## EXERCISE
Reproduce the entries with each occurrence of "bbox" replaced by "bounds" and everything else unchanged. Leave the pictures out of your answer.

## DATA LINES
::::

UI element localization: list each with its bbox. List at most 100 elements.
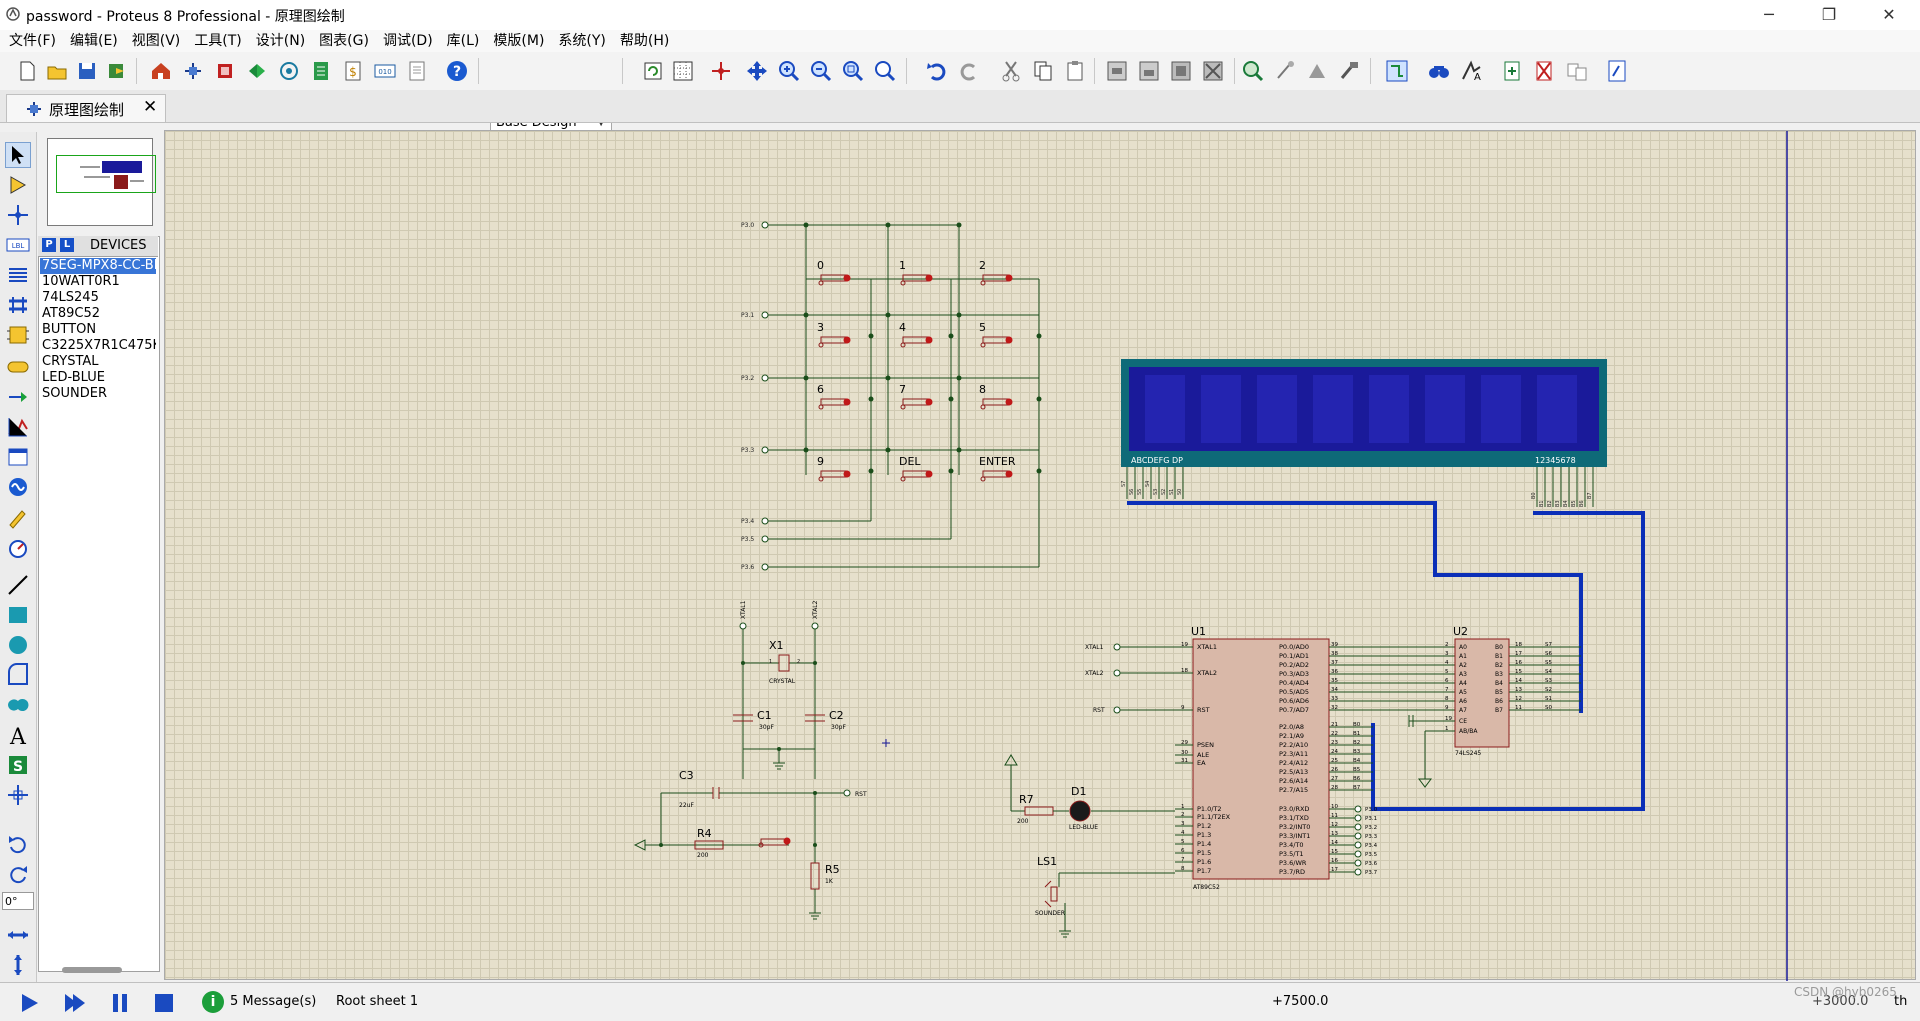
schematic-editing-canvas[interactable]: P3.0 P3.1 P3.2 P3.3 P3.4 P3.5 P3.6 0 1 2… bbox=[164, 130, 1916, 981]
block-move-icon[interactable] bbox=[1136, 58, 1162, 84]
device-item-at89c52[interactable]: AT89C52 bbox=[40, 306, 156, 322]
menu-system[interactable]: 系统(Y) bbox=[551, 30, 612, 52]
message-count[interactable]: 5 Message(s) bbox=[230, 994, 316, 1009]
marker-icon[interactable] bbox=[5, 782, 31, 808]
grid-toggle-icon[interactable] bbox=[670, 58, 696, 84]
device-item-button[interactable]: BUTTON bbox=[40, 322, 156, 338]
undo-icon[interactable] bbox=[924, 58, 950, 84]
property-assignment-icon[interactable]: A bbox=[1458, 58, 1484, 84]
new-file-icon[interactable] bbox=[14, 58, 40, 84]
component-mode-icon[interactable] bbox=[5, 172, 31, 198]
text-draw-icon[interactable]: A bbox=[5, 722, 31, 750]
rotation-angle-field[interactable]: 0° bbox=[2, 892, 34, 910]
make-device-icon[interactable] bbox=[1272, 58, 1298, 84]
gerber-icon[interactable] bbox=[276, 58, 302, 84]
step-simulation-icon[interactable] bbox=[62, 991, 86, 1015]
open-folder-icon[interactable] bbox=[44, 58, 70, 84]
wire-label-icon[interactable]: LBL bbox=[5, 232, 31, 258]
menu-tools[interactable]: 工具(T) bbox=[187, 30, 248, 52]
notes-icon[interactable] bbox=[404, 58, 430, 84]
pause-simulation-icon[interactable] bbox=[108, 991, 132, 1015]
device-list-scrollbar[interactable] bbox=[62, 967, 122, 973]
terminals-icon[interactable] bbox=[5, 354, 31, 380]
tape-recorder-icon[interactable] bbox=[5, 444, 31, 470]
source-code-icon[interactable]: 010 bbox=[372, 58, 398, 84]
mirror-vertical-icon[interactable] bbox=[5, 952, 31, 978]
voltage-probe-icon[interactable] bbox=[5, 504, 31, 530]
virtual-instruments-icon[interactable] bbox=[5, 534, 31, 560]
new-sheet-icon[interactable] bbox=[1500, 58, 1526, 84]
home-icon[interactable] bbox=[148, 58, 174, 84]
play-simulation-icon[interactable] bbox=[18, 991, 42, 1015]
box-draw-icon[interactable] bbox=[5, 602, 31, 628]
junction-dot-icon[interactable] bbox=[5, 202, 31, 228]
block-delete-icon[interactable] bbox=[1200, 58, 1226, 84]
block-copy-icon[interactable] bbox=[1104, 58, 1130, 84]
zoom-in-icon[interactable] bbox=[776, 58, 802, 84]
selection-mode-icon[interactable] bbox=[5, 142, 31, 168]
bom-icon[interactable] bbox=[308, 58, 334, 84]
cut-icon[interactable] bbox=[998, 58, 1024, 84]
tab-schematic-capture[interactable]: 原理图绘制 ✕ bbox=[6, 94, 166, 122]
package-tool-icon[interactable] bbox=[1304, 58, 1330, 84]
overview-window[interactable] bbox=[47, 138, 156, 226]
paste-icon[interactable] bbox=[1062, 58, 1088, 84]
help-icon[interactable]: ? bbox=[444, 58, 470, 84]
block-rotate-icon[interactable] bbox=[1168, 58, 1194, 84]
menu-help[interactable]: 帮助(H) bbox=[613, 30, 676, 52]
stop-simulation-icon[interactable] bbox=[152, 991, 176, 1015]
circle-draw-icon[interactable] bbox=[5, 632, 31, 658]
pick-devices-button[interactable]: P bbox=[42, 238, 56, 252]
device-item-sounder[interactable]: SOUNDER bbox=[40, 386, 156, 402]
mirror-horizontal-icon[interactable] bbox=[5, 922, 31, 948]
menu-debug[interactable]: 调试(D) bbox=[376, 30, 440, 52]
device-item-led-blue[interactable]: LED-BLUE bbox=[40, 370, 156, 386]
decompose-icon[interactable] bbox=[1336, 58, 1362, 84]
text-script-icon[interactable] bbox=[5, 262, 31, 288]
menu-file[interactable]: 文件(F) bbox=[2, 30, 63, 52]
menu-graph[interactable]: 图表(G) bbox=[312, 30, 376, 52]
redo-icon[interactable] bbox=[956, 58, 982, 84]
pan-icon[interactable] bbox=[744, 58, 770, 84]
exit-to-parent-icon[interactable] bbox=[1564, 58, 1590, 84]
closed-path-icon[interactable] bbox=[5, 692, 31, 718]
refresh-icon[interactable] bbox=[640, 58, 666, 84]
tab-close-icon[interactable]: ✕ bbox=[143, 97, 157, 117]
bus-icon[interactable] bbox=[5, 292, 31, 318]
import-icon[interactable] bbox=[104, 58, 130, 84]
wire-autorouter-icon[interactable] bbox=[1384, 58, 1410, 84]
zoom-all-icon[interactable] bbox=[840, 58, 866, 84]
schematic-icon[interactable] bbox=[180, 58, 206, 84]
pick-device-icon[interactable] bbox=[1240, 58, 1266, 84]
menu-design[interactable]: 设计(N) bbox=[249, 30, 312, 52]
device-item-10watt0r1[interactable]: 10WATT0R1 bbox=[40, 274, 156, 290]
symbol-draw-icon[interactable]: S bbox=[5, 752, 31, 778]
zoom-out-icon[interactable] bbox=[808, 58, 834, 84]
generator-icon[interactable] bbox=[5, 474, 31, 500]
restore-button[interactable]: ❐ bbox=[1806, 0, 1852, 30]
menu-view[interactable]: 视图(V) bbox=[125, 30, 188, 52]
menu-edit[interactable]: 编辑(E) bbox=[63, 30, 125, 52]
line-draw-icon[interactable] bbox=[5, 572, 31, 598]
3d-view-icon[interactable] bbox=[244, 58, 270, 84]
device-item-74ls245[interactable]: 74LS245 bbox=[40, 290, 156, 306]
search-tag-icon[interactable] bbox=[1426, 58, 1452, 84]
origin-icon[interactable] bbox=[708, 58, 734, 84]
device-item-capacitor[interactable]: C3225X7R1C475K bbox=[40, 338, 156, 354]
subcircuit-icon[interactable] bbox=[5, 322, 31, 348]
save-icon[interactable] bbox=[74, 58, 100, 84]
menu-library[interactable]: 库(L) bbox=[440, 30, 487, 52]
device-item-7seg[interactable]: 7SEG-MPX8-CC-BLUE bbox=[40, 258, 156, 274]
minimize-button[interactable]: ─ bbox=[1746, 0, 1792, 30]
graph-mode-icon[interactable] bbox=[5, 414, 31, 440]
rotate-clockwise-icon[interactable] bbox=[5, 832, 31, 858]
cost-icon[interactable]: $ bbox=[340, 58, 366, 84]
arc-draw-icon[interactable] bbox=[5, 662, 31, 688]
rotate-anticlockwise-icon[interactable] bbox=[5, 862, 31, 888]
device-item-crystal[interactable]: CRYSTAL bbox=[40, 354, 156, 370]
copy-icon[interactable] bbox=[1030, 58, 1056, 84]
device-pins-icon[interactable] bbox=[5, 384, 31, 410]
menu-template[interactable]: 模版(M) bbox=[486, 30, 551, 52]
zoom-area-icon[interactable] bbox=[872, 58, 898, 84]
library-manager-button[interactable]: L bbox=[60, 238, 74, 252]
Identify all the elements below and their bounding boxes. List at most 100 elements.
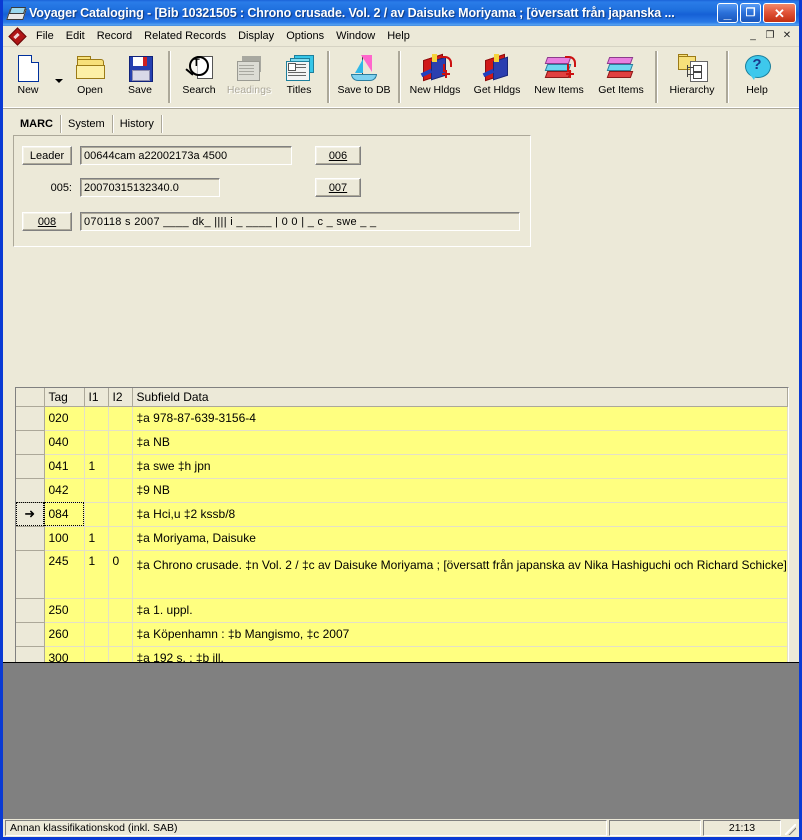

::::

## CORRECT RESULT
UI element localization: list each with its bounds. List at most 100 elements.
schematic-editing-canvas[interactable]: P3.0 P3.1 P3.2 P3.3 P3.4 P3.5 P3.6 0 1 2… bounds=[164, 130, 1916, 981]
block-move-icon[interactable] bounds=[1136, 58, 1162, 84]
device-item-at89c52[interactable]: AT89C52 bounds=[40, 306, 156, 322]
menu-system[interactable]: 系统(Y) bounds=[551, 30, 612, 52]
message-count[interactable]: 5 Message(s) bounds=[230, 994, 316, 1009]
marker-icon[interactable] bounds=[5, 782, 31, 808]
grid-toggle-icon[interactable] bounds=[670, 58, 696, 84]
device-item-button[interactable]: BUTTON bounds=[40, 322, 156, 338]
undo-icon[interactable] bounds=[924, 58, 950, 84]
property-assignment-icon[interactable]: A bounds=[1458, 58, 1484, 84]
new-file-icon[interactable] bounds=[14, 58, 40, 84]
component-mode-icon[interactable] bounds=[5, 172, 31, 198]
text-draw-icon[interactable]: A bounds=[5, 722, 31, 750]
rotation-angle-field[interactable]: 0° bounds=[2, 892, 34, 910]
make-device-icon[interactable] bounds=[1272, 58, 1298, 84]
gerber-icon[interactable] bounds=[276, 58, 302, 84]
step-simulation-icon[interactable] bounds=[62, 991, 86, 1015]
open-folder-icon[interactable] bounds=[44, 58, 70, 84]
wire-label-icon[interactable]: LBL bounds=[5, 232, 31, 258]
menu-tools[interactable]: 工具(T) bounds=[187, 30, 248, 52]
notes-icon[interactable] bounds=[404, 58, 430, 84]
pause-simulation-icon[interactable] bounds=[108, 991, 132, 1015]
device-list-scrollbar[interactable] bounds=[62, 967, 122, 973]
terminals-icon[interactable] bounds=[5, 354, 31, 380]
tape-recorder-icon[interactable] bounds=[5, 444, 31, 470]
source-code-icon[interactable]: 010 bounds=[372, 58, 398, 84]
mirror-vertical-icon[interactable] bounds=[5, 952, 31, 978]
voltage-probe-icon[interactable] bounds=[5, 504, 31, 530]
virtual-instruments-icon[interactable] bounds=[5, 534, 31, 560]
new-sheet-icon[interactable] bounds=[1500, 58, 1526, 84]
home-icon[interactable] bounds=[148, 58, 174, 84]
play-simulation-icon[interactable] bounds=[18, 991, 42, 1015]
box-draw-icon[interactable] bounds=[5, 602, 31, 628]
junction-dot-icon[interactable] bounds=[5, 202, 31, 228]
block-delete-icon[interactable] bounds=[1200, 58, 1226, 84]
block-copy-icon[interactable] bounds=[1104, 58, 1130, 84]
zoom-in-icon[interactable] bounds=[776, 58, 802, 84]
selection-mode-icon[interactable] bounds=[5, 142, 31, 168]
bom-icon[interactable] bounds=[308, 58, 334, 84]
cut-icon[interactable] bounds=[998, 58, 1024, 84]
tab-schematic-capture[interactable]: 原理图绘制 ✕ bounds=[6, 94, 166, 122]
package-tool-icon[interactable] bounds=[1304, 58, 1330, 84]
overview-window[interactable] bounds=[47, 138, 156, 226]
paste-icon[interactable] bounds=[1062, 58, 1088, 84]
help-icon[interactable]: ? bounds=[444, 58, 470, 84]
block-rotate-icon[interactable] bounds=[1168, 58, 1194, 84]
menu-help[interactable]: 帮助(H) bounds=[613, 30, 676, 52]
stop-simulation-icon[interactable] bounds=[152, 991, 176, 1015]
circle-draw-icon[interactable] bounds=[5, 632, 31, 658]
pick-devices-button[interactable]: P bounds=[42, 238, 56, 252]
device-item-sounder[interactable]: SOUNDER bounds=[40, 386, 156, 402]
mirror-horizontal-icon[interactable] bounds=[5, 922, 31, 948]
menu-debug[interactable]: 调试(D) bounds=[376, 30, 440, 52]
device-item-led-blue[interactable]: LED-BLUE bounds=[40, 370, 156, 386]
decompose-icon[interactable] bounds=[1336, 58, 1362, 84]
text-script-icon[interactable] bounds=[5, 262, 31, 288]
menu-file[interactable]: 文件(F) bounds=[2, 30, 63, 52]
menu-graph[interactable]: 图表(G) bounds=[312, 30, 376, 52]
redo-icon[interactable] bounds=[956, 58, 982, 84]
pan-icon[interactable] bounds=[744, 58, 770, 84]
exit-to-parent-icon[interactable] bounds=[1564, 58, 1590, 84]
closed-path-icon[interactable] bounds=[5, 692, 31, 718]
refresh-icon[interactable] bounds=[640, 58, 666, 84]
tab-close-icon[interactable]: ✕ bounds=[143, 97, 157, 117]
bus-icon[interactable] bounds=[5, 292, 31, 318]
import-icon[interactable] bounds=[104, 58, 130, 84]
wire-autorouter-icon[interactable] bounds=[1384, 58, 1410, 84]
zoom-all-icon[interactable] bounds=[840, 58, 866, 84]
schematic-icon[interactable] bounds=[180, 58, 206, 84]
pick-device-icon[interactable] bounds=[1240, 58, 1266, 84]
menu-design[interactable]: 设计(N) bounds=[249, 30, 312, 52]
device-item-10watt0r1[interactable]: 10WATT0R1 bounds=[40, 274, 156, 290]
symbol-draw-icon[interactable]: S bounds=[5, 752, 31, 778]
zoom-out-icon[interactable] bounds=[808, 58, 834, 84]
generator-icon[interactable] bounds=[5, 474, 31, 500]
restore-button[interactable]: ❐ bounds=[1806, 0, 1852, 30]
menu-view[interactable]: 视图(V) bounds=[125, 30, 188, 52]
menu-edit[interactable]: 编辑(E) bounds=[63, 30, 125, 52]
line-draw-icon[interactable] bounds=[5, 572, 31, 598]
3d-view-icon[interactable] bounds=[244, 58, 270, 84]
device-item-74ls245[interactable]: 74LS245 bounds=[40, 290, 156, 306]
search-tag-icon[interactable] bounds=[1426, 58, 1452, 84]
origin-icon[interactable] bounds=[708, 58, 734, 84]
device-item-capacitor[interactable]: C3225X7R1C475K bounds=[40, 338, 156, 354]
subcircuit-icon[interactable] bounds=[5, 322, 31, 348]
save-icon[interactable] bounds=[74, 58, 100, 84]
menu-library[interactable]: 库(L) bounds=[440, 30, 487, 52]
device-item-7seg[interactable]: 7SEG-MPX8-CC-BLUE bounds=[40, 258, 156, 274]
minimize-button[interactable]: ─ bounds=[1746, 0, 1792, 30]
graph-mode-icon[interactable] bounds=[5, 414, 31, 440]
rotate-clockwise-icon[interactable] bounds=[5, 832, 31, 858]
cost-icon[interactable]: $ bounds=[340, 58, 366, 84]
arc-draw-icon[interactable] bounds=[5, 662, 31, 688]
rotate-anticlockwise-icon[interactable] bounds=[5, 862, 31, 888]
device-item-crystal[interactable]: CRYSTAL bounds=[40, 354, 156, 370]
copy-icon[interactable] bounds=[1030, 58, 1056, 84]
device-pins-icon[interactable] bounds=[5, 384, 31, 410]
menu-template[interactable]: 模版(M) bounds=[486, 30, 551, 52]
zoom-area-icon[interactable] bounds=[872, 58, 898, 84]
library-manager-button[interactable]: L bounds=[60, 238, 74, 252]
Identify all the elements below and their bounding boxes. List at most 100 elements.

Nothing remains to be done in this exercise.